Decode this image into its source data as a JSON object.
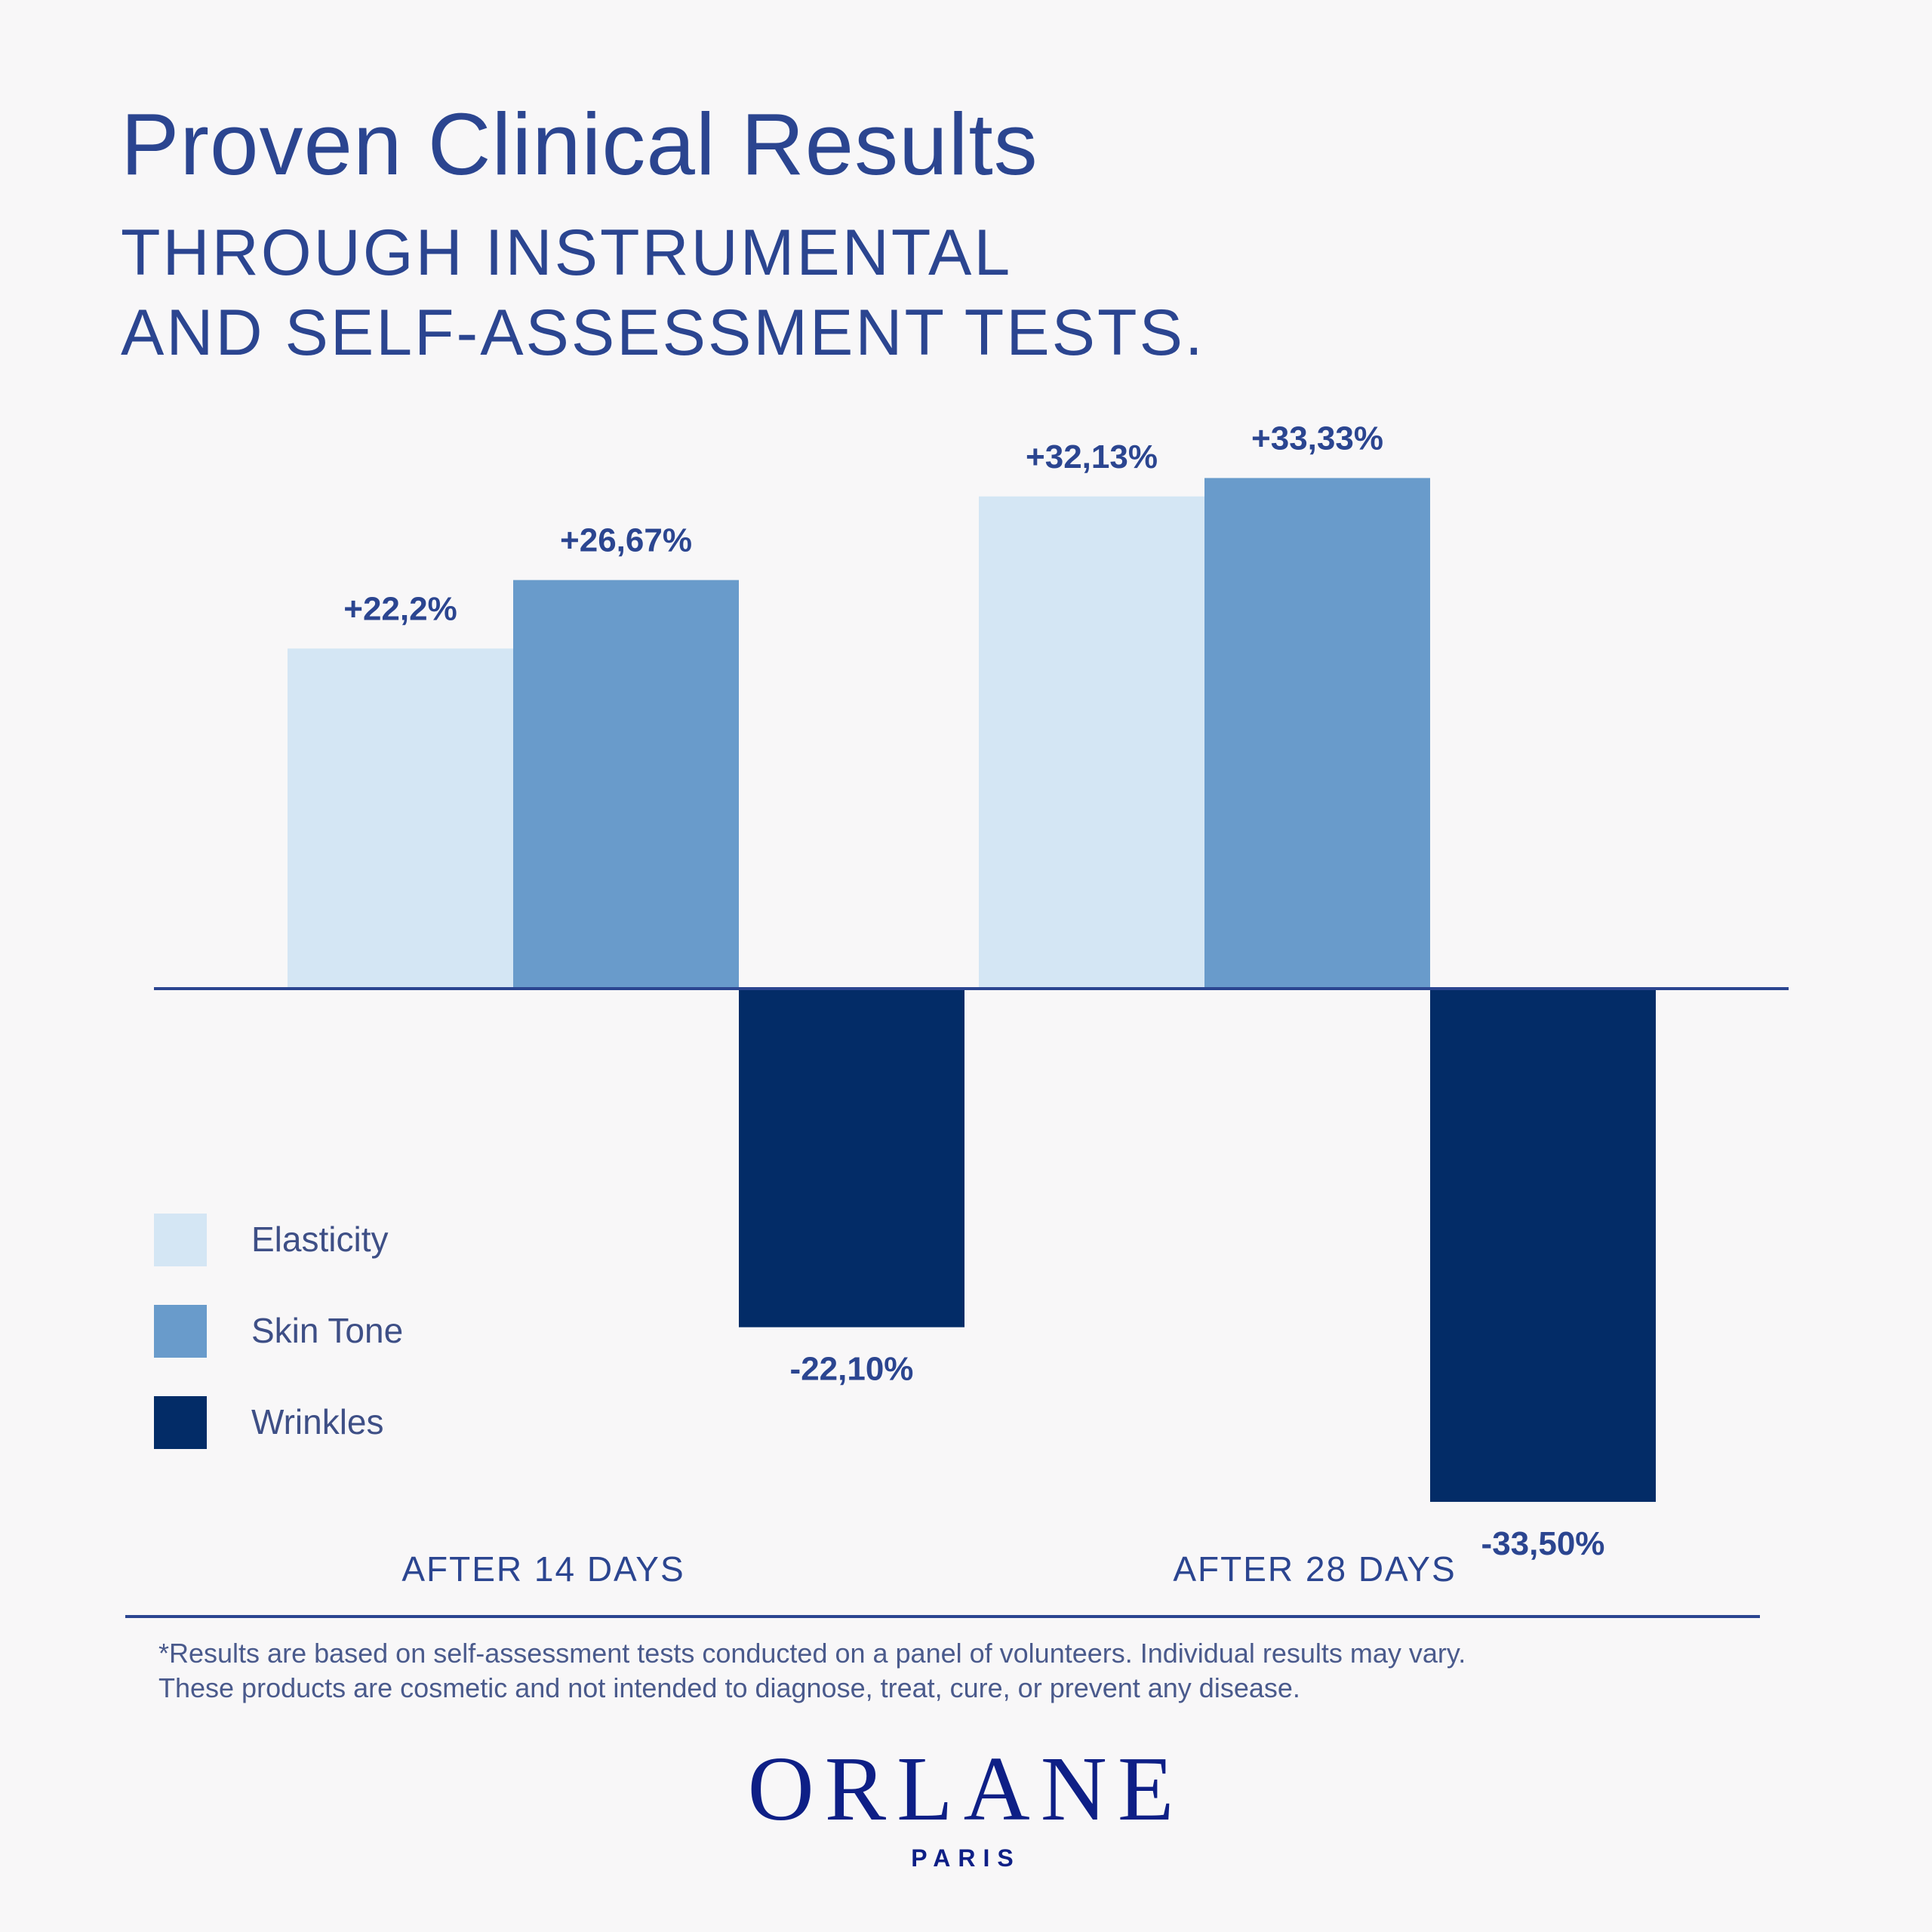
{
  "chart_data": {
    "type": "bar",
    "title": "Proven Clinical Results",
    "subtitle_lines": [
      "THROUGH INSTRUMENTAL",
      "AND SELF-ASSESSMENT TESTS."
    ],
    "categories": [
      "AFTER 14 DAYS",
      "AFTER 28 DAYS"
    ],
    "series": [
      {
        "name": "Elasticity",
        "color": "#d4e6f4",
        "values": [
          22.2,
          32.13
        ],
        "labels": [
          "+22,2%",
          "+32,13%"
        ]
      },
      {
        "name": "Skin Tone",
        "color": "#699bcb",
        "values": [
          26.67,
          33.33
        ],
        "labels": [
          "+26,67%",
          "+33,33%"
        ]
      },
      {
        "name": "Wrinkles",
        "color": "#032c67",
        "values": [
          -22.1,
          -33.5
        ],
        "labels": [
          "-22,10%",
          "-33,50%"
        ]
      }
    ],
    "legend_position": "bottom-left",
    "baseline_color": "#2b4590",
    "label_color": "#2b4590"
  },
  "footnote": [
    "*Results are based on self-assessment tests conducted on a panel of volunteers. Individual results may vary.",
    "These products are cosmetic and not intended to diagnose, treat, cure, or prevent any disease."
  ],
  "logo": {
    "word": "ORLANE",
    "sub": "PARIS"
  }
}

+ + + + + + +

__Exercise__
Look through the entries above. Extract each line with the word "Results".

__Problem solution__
    "title": "Proven Clinical Results",
    "*Results are based on self-assessment tests conducted on a panel of volunteers. Individual results may vary.",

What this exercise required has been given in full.